------ Data excerpts ------

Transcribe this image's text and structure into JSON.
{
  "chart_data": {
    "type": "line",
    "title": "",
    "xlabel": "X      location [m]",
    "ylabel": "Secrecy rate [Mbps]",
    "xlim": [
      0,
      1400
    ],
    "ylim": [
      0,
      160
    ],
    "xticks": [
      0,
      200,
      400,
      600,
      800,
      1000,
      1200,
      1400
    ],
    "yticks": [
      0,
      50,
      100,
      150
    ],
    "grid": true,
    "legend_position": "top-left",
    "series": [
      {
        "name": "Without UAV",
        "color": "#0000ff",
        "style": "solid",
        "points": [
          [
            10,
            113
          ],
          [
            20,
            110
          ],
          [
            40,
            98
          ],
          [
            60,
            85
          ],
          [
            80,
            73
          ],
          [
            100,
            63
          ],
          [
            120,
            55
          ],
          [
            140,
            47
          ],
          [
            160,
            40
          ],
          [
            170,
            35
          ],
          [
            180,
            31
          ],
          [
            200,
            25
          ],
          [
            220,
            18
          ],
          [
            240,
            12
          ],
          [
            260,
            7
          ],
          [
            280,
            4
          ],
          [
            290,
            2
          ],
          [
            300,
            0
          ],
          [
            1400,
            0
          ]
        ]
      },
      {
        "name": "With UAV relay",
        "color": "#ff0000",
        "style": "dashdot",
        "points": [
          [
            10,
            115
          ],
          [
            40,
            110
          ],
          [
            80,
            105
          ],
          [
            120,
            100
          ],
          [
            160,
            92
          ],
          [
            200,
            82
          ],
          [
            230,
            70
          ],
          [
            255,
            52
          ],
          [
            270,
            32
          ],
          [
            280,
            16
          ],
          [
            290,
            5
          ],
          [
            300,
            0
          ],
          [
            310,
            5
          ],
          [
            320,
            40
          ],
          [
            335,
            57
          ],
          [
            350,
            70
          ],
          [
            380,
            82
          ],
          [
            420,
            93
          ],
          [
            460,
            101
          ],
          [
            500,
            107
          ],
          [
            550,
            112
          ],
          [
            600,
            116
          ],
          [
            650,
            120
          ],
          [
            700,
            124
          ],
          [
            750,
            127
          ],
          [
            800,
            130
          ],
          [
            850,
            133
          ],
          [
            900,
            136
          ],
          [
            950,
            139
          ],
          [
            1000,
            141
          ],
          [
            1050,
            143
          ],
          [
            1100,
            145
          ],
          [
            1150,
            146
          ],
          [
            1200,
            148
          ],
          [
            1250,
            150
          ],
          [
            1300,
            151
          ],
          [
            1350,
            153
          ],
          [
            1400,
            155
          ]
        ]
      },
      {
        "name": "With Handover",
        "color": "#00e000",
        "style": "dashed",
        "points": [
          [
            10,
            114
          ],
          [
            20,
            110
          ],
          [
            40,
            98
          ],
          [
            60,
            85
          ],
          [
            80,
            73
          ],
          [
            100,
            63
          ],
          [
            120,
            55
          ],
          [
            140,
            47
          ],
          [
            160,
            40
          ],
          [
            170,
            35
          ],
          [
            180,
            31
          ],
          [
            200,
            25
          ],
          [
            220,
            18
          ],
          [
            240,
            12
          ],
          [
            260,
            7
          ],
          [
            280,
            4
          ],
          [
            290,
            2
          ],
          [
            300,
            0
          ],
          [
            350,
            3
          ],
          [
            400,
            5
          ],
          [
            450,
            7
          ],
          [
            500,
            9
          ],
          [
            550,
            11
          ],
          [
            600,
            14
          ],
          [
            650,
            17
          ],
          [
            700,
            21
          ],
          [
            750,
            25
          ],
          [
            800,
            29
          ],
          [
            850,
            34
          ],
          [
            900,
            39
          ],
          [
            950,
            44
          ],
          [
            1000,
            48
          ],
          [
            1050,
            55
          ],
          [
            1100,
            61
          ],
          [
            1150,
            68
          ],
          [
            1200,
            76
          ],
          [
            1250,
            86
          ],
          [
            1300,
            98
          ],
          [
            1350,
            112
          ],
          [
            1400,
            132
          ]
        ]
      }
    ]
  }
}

------

Repeat the data above, word for word.

Transcribe this image's text and structure into JSON.
{
  "chart_data": {
    "type": "line",
    "title": "",
    "xlabel": "X      location [m]",
    "ylabel": "Secrecy rate [Mbps]",
    "xlim": [
      0,
      1400
    ],
    "ylim": [
      0,
      160
    ],
    "xticks": [
      0,
      200,
      400,
      600,
      800,
      1000,
      1200,
      1400
    ],
    "yticks": [
      0,
      50,
      100,
      150
    ],
    "grid": true,
    "legend_position": "top-left",
    "series": [
      {
        "name": "Without UAV",
        "color": "#0000ff",
        "style": "solid",
        "points": [
          [
            10,
            113
          ],
          [
            20,
            110
          ],
          [
            40,
            98
          ],
          [
            60,
            85
          ],
          [
            80,
            73
          ],
          [
            100,
            63
          ],
          [
            120,
            55
          ],
          [
            140,
            47
          ],
          [
            160,
            40
          ],
          [
            170,
            35
          ],
          [
            180,
            31
          ],
          [
            200,
            25
          ],
          [
            220,
            18
          ],
          [
            240,
            12
          ],
          [
            260,
            7
          ],
          [
            280,
            4
          ],
          [
            290,
            2
          ],
          [
            300,
            0
          ],
          [
            1400,
            0
          ]
        ]
      },
      {
        "name": "With UAV relay",
        "color": "#ff0000",
        "style": "dashdot",
        "points": [
          [
            10,
            115
          ],
          [
            40,
            110
          ],
          [
            80,
            105
          ],
          [
            120,
            100
          ],
          [
            160,
            92
          ],
          [
            200,
            82
          ],
          [
            230,
            70
          ],
          [
            255,
            52
          ],
          [
            270,
            32
          ],
          [
            280,
            16
          ],
          [
            290,
            5
          ],
          [
            300,
            0
          ],
          [
            310,
            5
          ],
          [
            320,
            40
          ],
          [
            335,
            57
          ],
          [
            350,
            70
          ],
          [
            380,
            82
          ],
          [
            420,
            93
          ],
          [
            460,
            101
          ],
          [
            500,
            107
          ],
          [
            550,
            112
          ],
          [
            600,
            116
          ],
          [
            650,
            120
          ],
          [
            700,
            124
          ],
          [
            750,
            127
          ],
          [
            800,
            130
          ],
          [
            850,
            133
          ],
          [
            900,
            136
          ],
          [
            950,
            139
          ],
          [
            1000,
            141
          ],
          [
            1050,
            143
          ],
          [
            1100,
            145
          ],
          [
            1150,
            146
          ],
          [
            1200,
            148
          ],
          [
            1250,
            150
          ],
          [
            1300,
            151
          ],
          [
            1350,
            153
          ],
          [
            1400,
            155
          ]
        ]
      },
      {
        "name": "With Handover",
        "color": "#00e000",
        "style": "dashed",
        "points": [
          [
            10,
            114
          ],
          [
            20,
            110
          ],
          [
            40,
            98
          ],
          [
            60,
            85
          ],
          [
            80,
            73
          ],
          [
            100,
            63
          ],
          [
            120,
            55
          ],
          [
            140,
            47
          ],
          [
            160,
            40
          ],
          [
            170,
            35
          ],
          [
            180,
            31
          ],
          [
            200,
            25
          ],
          [
            220,
            18
          ],
          [
            240,
            12
          ],
          [
            260,
            7
          ],
          [
            280,
            4
          ],
          [
            290,
            2
          ],
          [
            300,
            0
          ],
          [
            350,
            3
          ],
          [
            400,
            5
          ],
          [
            450,
            7
          ],
          [
            500,
            9
          ],
          [
            550,
            11
          ],
          [
            600,
            14
          ],
          [
            650,
            17
          ],
          [
            700,
            21
          ],
          [
            750,
            25
          ],
          [
            800,
            29
          ],
          [
            850,
            34
          ],
          [
            900,
            39
          ],
          [
            950,
            44
          ],
          [
            1000,
            48
          ],
          [
            1050,
            55
          ],
          [
            1100,
            61
          ],
          [
            1150,
            68
          ],
          [
            1200,
            76
          ],
          [
            1250,
            86
          ],
          [
            1300,
            98
          ],
          [
            1350,
            112
          ],
          [
            1400,
            132
          ]
        ]
      }
    ]
  }
}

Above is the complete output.